** START SUPPLIED DATA **

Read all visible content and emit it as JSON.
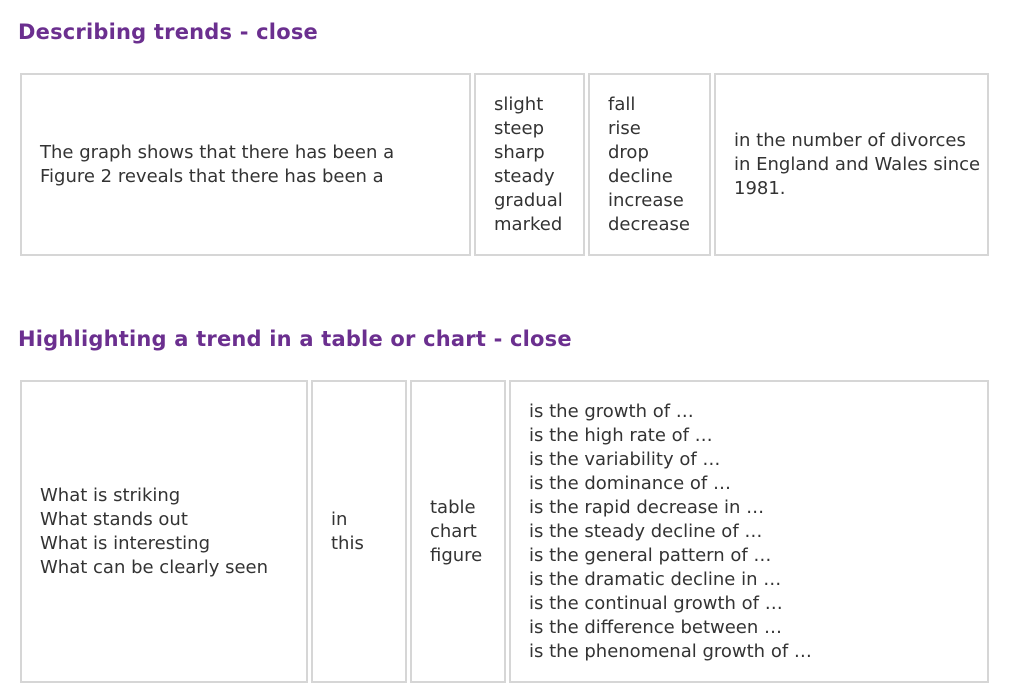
{
  "section1": {
    "title": "Describing trends - close",
    "col1": [
      "The graph shows that there has been a",
      "Figure 2  reveals that there has been a"
    ],
    "col2": [
      "slight",
      "steep",
      "sharp",
      "steady",
      "gradual",
      "marked"
    ],
    "col3": [
      "fall",
      "rise",
      "drop",
      "decline",
      "increase",
      "decrease"
    ],
    "col4": "in the number of divorces in England and Wales since 1981."
  },
  "section2": {
    "title": "Highlighting a trend in a table or chart - close",
    "col1": [
      "What is striking",
      "What stands out",
      "What is interesting",
      "What can be clearly seen"
    ],
    "col2": [
      "in",
      "this"
    ],
    "col3": [
      "table",
      "chart",
      "figure"
    ],
    "col4": [
      "is the growth of …",
      "is the high rate of …",
      "is the variability of …",
      "is the dominance of …",
      "is the rapid decrease in …",
      "is the steady decline of …",
      "is the general pattern of …",
      "is the dramatic decline in …",
      "is the continual growth of …",
      "is the difference between …",
      "is the phenomenal growth of …"
    ]
  },
  "colors": {
    "heading": "#6b2f8f",
    "border": "#d6d6d6",
    "text": "#333333"
  }
}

** END SUPPLIED DATA **

**GIVEN INSTRUCTION:** How many of the lines above include the word "close"? Respond with the number alone.

**TASK RESULT:** 2